Entries from a dataset:
— Start —

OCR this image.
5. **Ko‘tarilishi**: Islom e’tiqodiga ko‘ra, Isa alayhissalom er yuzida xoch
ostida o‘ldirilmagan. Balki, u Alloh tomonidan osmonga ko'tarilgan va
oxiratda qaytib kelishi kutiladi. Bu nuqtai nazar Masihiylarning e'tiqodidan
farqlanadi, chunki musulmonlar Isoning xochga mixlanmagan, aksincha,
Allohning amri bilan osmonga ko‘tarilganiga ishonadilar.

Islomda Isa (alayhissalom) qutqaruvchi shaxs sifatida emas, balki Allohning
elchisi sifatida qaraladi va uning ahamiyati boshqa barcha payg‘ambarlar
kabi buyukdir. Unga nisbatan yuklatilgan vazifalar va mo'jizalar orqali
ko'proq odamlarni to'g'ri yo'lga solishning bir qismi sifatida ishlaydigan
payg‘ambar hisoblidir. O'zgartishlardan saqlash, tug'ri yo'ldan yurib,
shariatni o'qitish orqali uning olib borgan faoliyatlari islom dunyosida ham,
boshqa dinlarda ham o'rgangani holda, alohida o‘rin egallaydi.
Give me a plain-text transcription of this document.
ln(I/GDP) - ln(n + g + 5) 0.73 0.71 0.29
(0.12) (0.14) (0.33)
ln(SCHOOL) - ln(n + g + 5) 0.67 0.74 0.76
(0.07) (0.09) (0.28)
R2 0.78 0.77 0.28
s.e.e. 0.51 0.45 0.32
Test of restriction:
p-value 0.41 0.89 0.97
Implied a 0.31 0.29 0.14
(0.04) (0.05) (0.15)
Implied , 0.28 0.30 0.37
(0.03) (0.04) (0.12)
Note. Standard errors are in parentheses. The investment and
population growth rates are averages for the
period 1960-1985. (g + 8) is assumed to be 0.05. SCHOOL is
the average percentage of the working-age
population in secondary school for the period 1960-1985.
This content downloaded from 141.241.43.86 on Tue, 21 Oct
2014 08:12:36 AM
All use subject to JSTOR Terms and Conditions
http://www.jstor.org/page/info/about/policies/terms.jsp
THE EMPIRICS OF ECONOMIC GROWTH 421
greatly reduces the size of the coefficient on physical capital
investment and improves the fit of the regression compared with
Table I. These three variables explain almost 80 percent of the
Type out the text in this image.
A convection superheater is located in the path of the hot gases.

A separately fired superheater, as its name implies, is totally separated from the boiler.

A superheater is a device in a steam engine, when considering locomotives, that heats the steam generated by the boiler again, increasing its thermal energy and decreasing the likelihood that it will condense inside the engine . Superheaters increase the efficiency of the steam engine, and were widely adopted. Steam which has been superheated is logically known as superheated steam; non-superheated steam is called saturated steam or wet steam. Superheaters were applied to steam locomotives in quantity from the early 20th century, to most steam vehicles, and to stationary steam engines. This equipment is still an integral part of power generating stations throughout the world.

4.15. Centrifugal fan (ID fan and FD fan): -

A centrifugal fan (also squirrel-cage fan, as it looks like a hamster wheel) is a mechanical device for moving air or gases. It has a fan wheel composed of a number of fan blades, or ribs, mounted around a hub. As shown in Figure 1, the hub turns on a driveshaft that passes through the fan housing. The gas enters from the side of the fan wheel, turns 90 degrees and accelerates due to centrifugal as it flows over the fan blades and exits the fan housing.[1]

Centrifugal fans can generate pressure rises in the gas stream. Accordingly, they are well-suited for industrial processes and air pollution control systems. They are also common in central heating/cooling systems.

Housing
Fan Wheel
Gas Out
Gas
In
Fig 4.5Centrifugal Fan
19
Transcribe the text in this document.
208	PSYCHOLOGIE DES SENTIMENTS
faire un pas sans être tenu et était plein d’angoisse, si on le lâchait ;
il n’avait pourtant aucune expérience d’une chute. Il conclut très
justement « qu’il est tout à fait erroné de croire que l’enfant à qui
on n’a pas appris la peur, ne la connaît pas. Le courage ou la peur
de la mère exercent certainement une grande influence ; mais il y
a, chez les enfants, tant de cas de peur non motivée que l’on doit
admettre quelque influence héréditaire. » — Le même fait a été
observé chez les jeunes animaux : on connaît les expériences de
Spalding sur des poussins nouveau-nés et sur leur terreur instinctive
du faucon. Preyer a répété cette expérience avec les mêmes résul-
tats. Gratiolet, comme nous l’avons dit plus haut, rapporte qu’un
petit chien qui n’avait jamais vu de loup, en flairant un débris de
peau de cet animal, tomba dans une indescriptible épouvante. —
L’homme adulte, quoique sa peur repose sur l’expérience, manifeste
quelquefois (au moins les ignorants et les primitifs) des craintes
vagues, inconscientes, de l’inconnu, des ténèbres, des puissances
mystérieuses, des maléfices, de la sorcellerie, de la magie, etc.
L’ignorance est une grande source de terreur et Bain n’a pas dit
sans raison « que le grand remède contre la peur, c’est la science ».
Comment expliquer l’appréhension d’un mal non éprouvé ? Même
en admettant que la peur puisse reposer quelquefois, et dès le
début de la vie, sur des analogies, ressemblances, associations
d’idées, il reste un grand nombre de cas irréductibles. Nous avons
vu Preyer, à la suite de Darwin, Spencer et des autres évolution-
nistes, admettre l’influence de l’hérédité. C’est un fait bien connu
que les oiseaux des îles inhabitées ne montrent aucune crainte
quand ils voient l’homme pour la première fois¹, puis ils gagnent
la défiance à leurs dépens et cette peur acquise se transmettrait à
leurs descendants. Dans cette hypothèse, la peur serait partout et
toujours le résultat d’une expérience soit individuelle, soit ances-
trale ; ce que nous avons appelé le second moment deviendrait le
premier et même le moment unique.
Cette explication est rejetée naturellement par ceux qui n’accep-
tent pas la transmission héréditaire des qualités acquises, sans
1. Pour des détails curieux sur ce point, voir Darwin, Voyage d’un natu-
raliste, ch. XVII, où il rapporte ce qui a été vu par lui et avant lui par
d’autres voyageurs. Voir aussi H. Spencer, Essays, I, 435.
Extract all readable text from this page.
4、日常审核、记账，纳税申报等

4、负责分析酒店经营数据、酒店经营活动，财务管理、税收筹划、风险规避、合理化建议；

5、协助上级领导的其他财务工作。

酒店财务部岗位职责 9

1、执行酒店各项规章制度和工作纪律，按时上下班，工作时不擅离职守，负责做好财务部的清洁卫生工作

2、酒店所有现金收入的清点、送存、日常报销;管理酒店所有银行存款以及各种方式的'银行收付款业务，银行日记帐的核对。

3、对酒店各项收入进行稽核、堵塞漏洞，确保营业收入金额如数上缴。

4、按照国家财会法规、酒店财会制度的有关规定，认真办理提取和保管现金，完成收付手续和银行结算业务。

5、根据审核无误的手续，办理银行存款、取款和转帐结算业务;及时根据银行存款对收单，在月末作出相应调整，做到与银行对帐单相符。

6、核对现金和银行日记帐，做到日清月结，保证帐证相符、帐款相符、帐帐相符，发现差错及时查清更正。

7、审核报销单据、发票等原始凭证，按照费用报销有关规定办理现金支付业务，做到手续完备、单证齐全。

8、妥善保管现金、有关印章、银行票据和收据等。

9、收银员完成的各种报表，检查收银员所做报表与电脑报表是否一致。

— End —

**WHAT YOU WILL DO:**
Write every record out again, unaltered.

**TASK OUTPUT:**
OCR this image.
5. **Ko‘tarilishi**: Islom e’tiqodiga ko‘ra, Isa alayhissalom er yuzida xoch
ostida o‘ldirilmagan. Balki, u Alloh tomonidan osmonga ko'tarilgan va
oxiratda qaytib kelishi kutiladi. Bu nuqtai nazar Masihiylarning e'tiqodidan
farqlanadi, chunki musulmonlar Isoning xochga mixlanmagan, aksincha,
Allohning amri bilan osmonga ko‘tarilganiga ishonadilar.

Islomda Isa (alayhissalom) qutqaruvchi shaxs sifatida emas, balki Allohning
elchisi sifatida qaraladi va uning ahamiyati boshqa barcha payg‘ambarlar
kabi buyukdir. Unga nisbatan yuklatilgan vazifalar va mo'jizalar orqali
ko'proq odamlarni to'g'ri yo'lga solishning bir qismi sifatida ishlaydigan
payg‘ambar hisoblidir. O'zgartishlardan saqlash, tug'ri yo'ldan yurib,
shariatni o'qitish orqali uning olib borgan faoliyatlari islom dunyosida ham,
boshqa dinlarda ham o'rgangani holda, alohida o‘rin egallaydi.
Give me a plain-text transcription of this document.
ln(I/GDP) - ln(n + g + 5) 0.73 0.71 0.29
(0.12) (0.14) (0.33)
ln(SCHOOL) - ln(n + g + 5) 0.67 0.74 0.76
(0.07) (0.09) (0.28)
R2 0.78 0.77 0.28
s.e.e. 0.51 0.45 0.32
Test of restriction:
p-value 0.41 0.89 0.97
Implied a 0.31 0.29 0.14
(0.04) (0.05) (0.15)
Implied , 0.28 0.30 0.37
(0.03) (0.04) (0.12)
Note. Standard errors are in parentheses. The investment and
population growth rates are averages for the
period 1960-1985. (g + 8) is assumed to be 0.05. SCHOOL is
the average percentage of the working-age
population in secondary school for the period 1960-1985.
This content downloaded from 141.241.43.86 on Tue, 21 Oct
2014 08:12:36 AM
All use subject to JSTOR Terms and Conditions
http://www.jstor.org/page/info/about/policies/terms.jsp
THE EMPIRICS OF ECONOMIC GROWTH 421
greatly reduces the size of the coefficient on physical capital
investment and improves the fit of the regression compared with
Table I. These three variables explain almost 80 percent of the
Type out the text in this image.
A convection superheater is located in the path of the hot gases.

A separately fired superheater, as its name implies, is totally separated from the boiler.

A superheater is a device in a steam engine, when considering locomotives, that heats the steam generated by the boiler again, increasing its thermal energy and decreasing the likelihood that it will condense inside the engine . Superheaters increase the efficiency of the steam engine, and were widely adopted. Steam which has been superheated is logically known as superheated steam; non-superheated steam is called saturated steam or wet steam. Superheaters were applied to steam locomotives in quantity from the early 20th century, to most steam vehicles, and to stationary steam engines. This equipment is still an integral part of power generating stations throughout the world.

4.15. Centrifugal fan (ID fan and FD fan): -

A centrifugal fan (also squirrel-cage fan, as it looks like a hamster wheel) is a mechanical device for moving air or gases. It has a fan wheel composed of a number of fan blades, or ribs, mounted around a hub. As shown in Figure 1, the hub turns on a driveshaft that passes through the fan housing. The gas enters from the side of the fan wheel, turns 90 degrees and accelerates due to centrifugal as it flows over the fan blades and exits the fan housing.[1]

Centrifugal fans can generate pressure rises in the gas stream. Accordingly, they are well-suited for industrial processes and air pollution control systems. They are also common in central heating/cooling systems.

Housing
Fan Wheel
Gas Out
Gas
In
Fig 4.5Centrifugal Fan
19
Transcribe the text in this document.
208	PSYCHOLOGIE DES SENTIMENTS
faire un pas sans être tenu et était plein d’angoisse, si on le lâchait ;
il n’avait pourtant aucune expérience d’une chute. Il conclut très
justement « qu’il est tout à fait erroné de croire que l’enfant à qui
on n’a pas appris la peur, ne la connaît pas. Le courage ou la peur
de la mère exercent certainement une grande influence ; mais il y
a, chez les enfants, tant de cas de peur non motivée que l’on doit
admettre quelque influence héréditaire. » — Le même fait a été
observé chez les jeunes animaux : on connaît les expériences de
Spalding sur des poussins nouveau-nés et sur leur terreur instinctive
du faucon. Preyer a répété cette expérience avec les mêmes résul-
tats. Gratiolet, comme nous l’avons dit plus haut, rapporte qu’un
petit chien qui n’avait jamais vu de loup, en flairant un débris de
peau de cet animal, tomba dans une indescriptible épouvante. —
L’homme adulte, quoique sa peur repose sur l’expérience, manifeste
quelquefois (au moins les ignorants et les primitifs) des craintes
vagues, inconscientes, de l’inconnu, des ténèbres, des puissances
mystérieuses, des maléfices, de la sorcellerie, de la magie, etc.
L’ignorance est une grande source de terreur et Bain n’a pas dit
sans raison « que le grand remède contre la peur, c’est la science ».
Comment expliquer l’appréhension d’un mal non éprouvé ? Même
en admettant que la peur puisse reposer quelquefois, et dès le
début de la vie, sur des analogies, ressemblances, associations
d’idées, il reste un grand nombre de cas irréductibles. Nous avons
vu Preyer, à la suite de Darwin, Spencer et des autres évolution-
nistes, admettre l’influence de l’hérédité. C’est un fait bien connu
que les oiseaux des îles inhabitées ne montrent aucune crainte
quand ils voient l’homme pour la première fois¹, puis ils gagnent
la défiance à leurs dépens et cette peur acquise se transmettrait à
leurs descendants. Dans cette hypothèse, la peur serait partout et
toujours le résultat d’une expérience soit individuelle, soit ances-
trale ; ce que nous avons appelé le second moment deviendrait le
premier et même le moment unique.
Cette explication est rejetée naturellement par ceux qui n’accep-
tent pas la transmission héréditaire des qualités acquises, sans
1. Pour des détails curieux sur ce point, voir Darwin, Voyage d’un natu-
raliste, ch. XVII, où il rapporte ce qui a été vu par lui et avant lui par
d’autres voyageurs. Voir aussi H. Spencer, Essays, I, 435.
Extract all readable text from this page.
4、日常审核、记账，纳税申报等

4、负责分析酒店经营数据、酒店经营活动，财务管理、税收筹划、风险规避、合理化建议；

5、协助上级领导的其他财务工作。

酒店财务部岗位职责 9

1、执行酒店各项规章制度和工作纪律，按时上下班，工作时不擅离职守，负责做好财务部的清洁卫生工作

2、酒店所有现金收入的清点、送存、日常报销;管理酒店所有银行存款以及各种方式的'银行收付款业务，银行日记帐的核对。

3、对酒店各项收入进行稽核、堵塞漏洞，确保营业收入金额如数上缴。

4、按照国家财会法规、酒店财会制度的有关规定，认真办理提取和保管现金，完成收付手续和银行结算业务。

5、根据审核无误的手续，办理银行存款、取款和转帐结算业务;及时根据银行存款对收单，在月末作出相应调整，做到与银行对帐单相符。

6、核对现金和银行日记帐，做到日清月结，保证帐证相符、帐款相符、帐帐相符，发现差错及时查清更正。

7、审核报销单据、发票等原始凭证，按照费用报销有关规定办理现金支付业务，做到手续完备、单证齐全。

8、妥善保管现金、有关印章、银行票据和收据等。

9、收银员完成的各种报表，检查收银员所做报表与电脑报表是否一致。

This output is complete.